◆ **EXERCISE AIM**:
Repeat the entries below exactly as they appear, with no pictures.

◆ **THE RECORDS**:
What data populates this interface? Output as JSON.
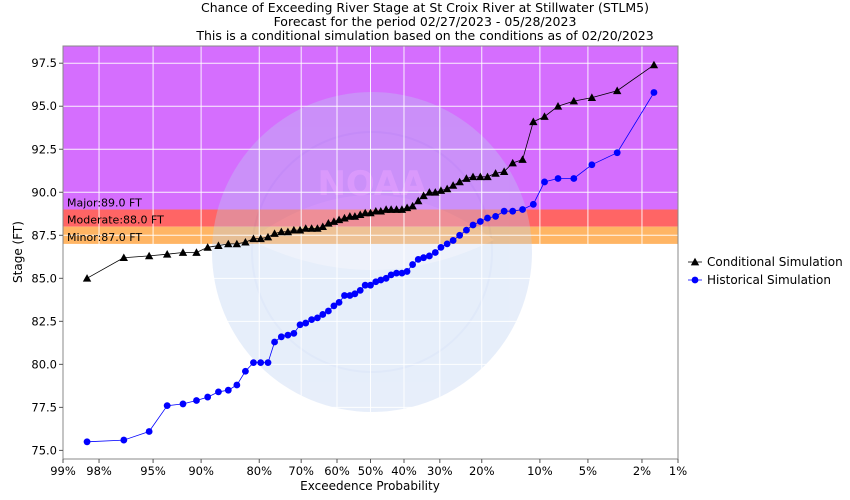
{
  "chart_data": {
    "type": "line",
    "title": [
      "Chance of Exceeding River Stage at St Croix River at Stillwater (STLM5)",
      "Forecast for the period 02/27/2023 - 05/28/2023",
      "This is a conditional simulation based on the conditions as of 02/20/2023"
    ],
    "xlabel": "Exceedence Probability",
    "ylabel": "Stage (FT)",
    "x_scale": "normal-probability",
    "x_ticks": [
      {
        "p": 99,
        "label": "99%"
      },
      {
        "p": 98,
        "label": "98%"
      },
      {
        "p": 95,
        "label": "95%"
      },
      {
        "p": 90,
        "label": "90%"
      },
      {
        "p": 80,
        "label": "80%"
      },
      {
        "p": 70,
        "label": "70%"
      },
      {
        "p": 60,
        "label": "60%"
      },
      {
        "p": 50,
        "label": "50%"
      },
      {
        "p": 40,
        "label": "40%"
      },
      {
        "p": 30,
        "label": "30%"
      },
      {
        "p": 20,
        "label": "20%"
      },
      {
        "p": 10,
        "label": "10%"
      },
      {
        "p": 5,
        "label": "5%"
      },
      {
        "p": 2,
        "label": "2%"
      },
      {
        "p": 1,
        "label": "1%"
      }
    ],
    "xlim": [
      99,
      1
    ],
    "ylim": [
      74.5,
      98.5
    ],
    "y_ticks": [
      "75.0",
      "77.5",
      "80.0",
      "82.5",
      "85.0",
      "87.5",
      "90.0",
      "92.5",
      "95.0",
      "97.5"
    ],
    "legend_position": "right",
    "flood_categories": [
      {
        "label": "Major:89.0 FT",
        "from": 89.0,
        "to": 98.5,
        "color": "#d56efe"
      },
      {
        "label": "Moderate:88.0 FT",
        "from": 88.0,
        "to": 89.0,
        "color": "#ff6565"
      },
      {
        "label": "Minor:87.0 FT",
        "from": 87.0,
        "to": 88.0,
        "color": "#ffb564"
      }
    ],
    "series": [
      {
        "name": "Conditional Simulation",
        "marker": "triangle",
        "color": "#000000",
        "x": [
          98.4,
          96.9,
          95.3,
          93.8,
          92.2,
          90.6,
          89.1,
          87.5,
          85.9,
          84.4,
          82.8,
          81.2,
          79.7,
          78.1,
          76.6,
          75.0,
          73.4,
          71.9,
          70.3,
          68.8,
          67.2,
          65.6,
          64.1,
          62.5,
          60.9,
          59.4,
          57.8,
          56.2,
          54.7,
          53.1,
          51.6,
          50.0,
          48.4,
          46.9,
          45.3,
          43.8,
          42.2,
          40.6,
          39.1,
          37.5,
          35.9,
          34.4,
          32.8,
          31.2,
          29.7,
          28.1,
          26.6,
          25.0,
          23.4,
          21.9,
          20.3,
          18.8,
          17.2,
          15.6,
          14.1,
          12.5,
          10.9,
          9.4,
          7.8,
          6.2,
          4.7,
          3.1,
          1.6
        ],
        "y": [
          85.0,
          86.2,
          86.3,
          86.4,
          86.5,
          86.5,
          86.8,
          86.9,
          87.0,
          87.0,
          87.1,
          87.3,
          87.3,
          87.4,
          87.6,
          87.7,
          87.7,
          87.8,
          87.8,
          87.9,
          87.9,
          87.9,
          88.0,
          88.2,
          88.3,
          88.4,
          88.5,
          88.6,
          88.6,
          88.7,
          88.8,
          88.8,
          88.9,
          88.9,
          89.0,
          89.0,
          89.0,
          89.0,
          89.1,
          89.2,
          89.5,
          89.8,
          90.0,
          90.0,
          90.1,
          90.2,
          90.4,
          90.6,
          90.8,
          90.9,
          90.9,
          90.9,
          91.1,
          91.2,
          91.7,
          91.9,
          94.1,
          94.4,
          95.0,
          95.3,
          95.5,
          95.9,
          97.4
        ]
      },
      {
        "name": "Historical Simulation",
        "marker": "circle",
        "color": "#0000ff",
        "x": [
          98.4,
          96.9,
          95.3,
          93.8,
          92.2,
          90.6,
          89.1,
          87.5,
          85.9,
          84.4,
          82.8,
          81.2,
          79.7,
          78.1,
          76.6,
          75.0,
          73.4,
          71.9,
          70.3,
          68.8,
          67.2,
          65.6,
          64.1,
          62.5,
          60.9,
          59.4,
          57.8,
          56.2,
          54.7,
          53.1,
          51.6,
          50.0,
          48.4,
          46.9,
          45.3,
          43.8,
          42.2,
          40.6,
          39.1,
          37.5,
          35.9,
          34.4,
          32.8,
          31.2,
          29.7,
          28.1,
          26.6,
          25.0,
          23.4,
          21.9,
          20.3,
          18.8,
          17.2,
          15.6,
          14.1,
          12.5,
          10.9,
          9.4,
          7.8,
          6.2,
          4.7,
          3.1,
          1.6
        ],
        "y": [
          75.5,
          75.6,
          76.1,
          77.6,
          77.7,
          77.9,
          78.1,
          78.4,
          78.5,
          78.8,
          79.6,
          80.1,
          80.1,
          80.1,
          81.3,
          81.6,
          81.7,
          81.8,
          82.3,
          82.4,
          82.6,
          82.7,
          82.9,
          83.1,
          83.4,
          83.6,
          84.0,
          84.0,
          84.1,
          84.3,
          84.6,
          84.6,
          84.8,
          84.9,
          85.0,
          85.2,
          85.3,
          85.3,
          85.4,
          85.8,
          86.1,
          86.2,
          86.3,
          86.5,
          86.8,
          87.0,
          87.2,
          87.5,
          87.8,
          88.1,
          88.3,
          88.5,
          88.6,
          88.9,
          88.9,
          89.0,
          89.3,
          90.6,
          90.8,
          90.8,
          91.6,
          92.3,
          95.8
        ]
      }
    ]
  }
}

◆ **ANSWER FOR THE TASK**:
What data populates this interface? Output as JSON.
{
  "chart_data": {
    "type": "line",
    "title": [
      "Chance of Exceeding River Stage at St Croix River at Stillwater (STLM5)",
      "Forecast for the period 02/27/2023 - 05/28/2023",
      "This is a conditional simulation based on the conditions as of 02/20/2023"
    ],
    "xlabel": "Exceedence Probability",
    "ylabel": "Stage (FT)",
    "x_scale": "normal-probability",
    "x_ticks": [
      {
        "p": 99,
        "label": "99%"
      },
      {
        "p": 98,
        "label": "98%"
      },
      {
        "p": 95,
        "label": "95%"
      },
      {
        "p": 90,
        "label": "90%"
      },
      {
        "p": 80,
        "label": "80%"
      },
      {
        "p": 70,
        "label": "70%"
      },
      {
        "p": 60,
        "label": "60%"
      },
      {
        "p": 50,
        "label": "50%"
      },
      {
        "p": 40,
        "label": "40%"
      },
      {
        "p": 30,
        "label": "30%"
      },
      {
        "p": 20,
        "label": "20%"
      },
      {
        "p": 10,
        "label": "10%"
      },
      {
        "p": 5,
        "label": "5%"
      },
      {
        "p": 2,
        "label": "2%"
      },
      {
        "p": 1,
        "label": "1%"
      }
    ],
    "xlim": [
      99,
      1
    ],
    "ylim": [
      74.5,
      98.5
    ],
    "y_ticks": [
      "75.0",
      "77.5",
      "80.0",
      "82.5",
      "85.0",
      "87.5",
      "90.0",
      "92.5",
      "95.0",
      "97.5"
    ],
    "legend_position": "right",
    "flood_categories": [
      {
        "label": "Major:89.0 FT",
        "from": 89.0,
        "to": 98.5,
        "color": "#d56efe"
      },
      {
        "label": "Moderate:88.0 FT",
        "from": 88.0,
        "to": 89.0,
        "color": "#ff6565"
      },
      {
        "label": "Minor:87.0 FT",
        "from": 87.0,
        "to": 88.0,
        "color": "#ffb564"
      }
    ],
    "series": [
      {
        "name": "Conditional Simulation",
        "marker": "triangle",
        "color": "#000000",
        "x": [
          98.4,
          96.9,
          95.3,
          93.8,
          92.2,
          90.6,
          89.1,
          87.5,
          85.9,
          84.4,
          82.8,
          81.2,
          79.7,
          78.1,
          76.6,
          75.0,
          73.4,
          71.9,
          70.3,
          68.8,
          67.2,
          65.6,
          64.1,
          62.5,
          60.9,
          59.4,
          57.8,
          56.2,
          54.7,
          53.1,
          51.6,
          50.0,
          48.4,
          46.9,
          45.3,
          43.8,
          42.2,
          40.6,
          39.1,
          37.5,
          35.9,
          34.4,
          32.8,
          31.2,
          29.7,
          28.1,
          26.6,
          25.0,
          23.4,
          21.9,
          20.3,
          18.8,
          17.2,
          15.6,
          14.1,
          12.5,
          10.9,
          9.4,
          7.8,
          6.2,
          4.7,
          3.1,
          1.6
        ],
        "y": [
          85.0,
          86.2,
          86.3,
          86.4,
          86.5,
          86.5,
          86.8,
          86.9,
          87.0,
          87.0,
          87.1,
          87.3,
          87.3,
          87.4,
          87.6,
          87.7,
          87.7,
          87.8,
          87.8,
          87.9,
          87.9,
          87.9,
          88.0,
          88.2,
          88.3,
          88.4,
          88.5,
          88.6,
          88.6,
          88.7,
          88.8,
          88.8,
          88.9,
          88.9,
          89.0,
          89.0,
          89.0,
          89.0,
          89.1,
          89.2,
          89.5,
          89.8,
          90.0,
          90.0,
          90.1,
          90.2,
          90.4,
          90.6,
          90.8,
          90.9,
          90.9,
          90.9,
          91.1,
          91.2,
          91.7,
          91.9,
          94.1,
          94.4,
          95.0,
          95.3,
          95.5,
          95.9,
          97.4
        ]
      },
      {
        "name": "Historical Simulation",
        "marker": "circle",
        "color": "#0000ff",
        "x": [
          98.4,
          96.9,
          95.3,
          93.8,
          92.2,
          90.6,
          89.1,
          87.5,
          85.9,
          84.4,
          82.8,
          81.2,
          79.7,
          78.1,
          76.6,
          75.0,
          73.4,
          71.9,
          70.3,
          68.8,
          67.2,
          65.6,
          64.1,
          62.5,
          60.9,
          59.4,
          57.8,
          56.2,
          54.7,
          53.1,
          51.6,
          50.0,
          48.4,
          46.9,
          45.3,
          43.8,
          42.2,
          40.6,
          39.1,
          37.5,
          35.9,
          34.4,
          32.8,
          31.2,
          29.7,
          28.1,
          26.6,
          25.0,
          23.4,
          21.9,
          20.3,
          18.8,
          17.2,
          15.6,
          14.1,
          12.5,
          10.9,
          9.4,
          7.8,
          6.2,
          4.7,
          3.1,
          1.6
        ],
        "y": [
          75.5,
          75.6,
          76.1,
          77.6,
          77.7,
          77.9,
          78.1,
          78.4,
          78.5,
          78.8,
          79.6,
          80.1,
          80.1,
          80.1,
          81.3,
          81.6,
          81.7,
          81.8,
          82.3,
          82.4,
          82.6,
          82.7,
          82.9,
          83.1,
          83.4,
          83.6,
          84.0,
          84.0,
          84.1,
          84.3,
          84.6,
          84.6,
          84.8,
          84.9,
          85.0,
          85.2,
          85.3,
          85.3,
          85.4,
          85.8,
          86.1,
          86.2,
          86.3,
          86.5,
          86.8,
          87.0,
          87.2,
          87.5,
          87.8,
          88.1,
          88.3,
          88.5,
          88.6,
          88.9,
          88.9,
          89.0,
          89.3,
          90.6,
          90.8,
          90.8,
          91.6,
          92.3,
          95.8
        ]
      }
    ]
  }
}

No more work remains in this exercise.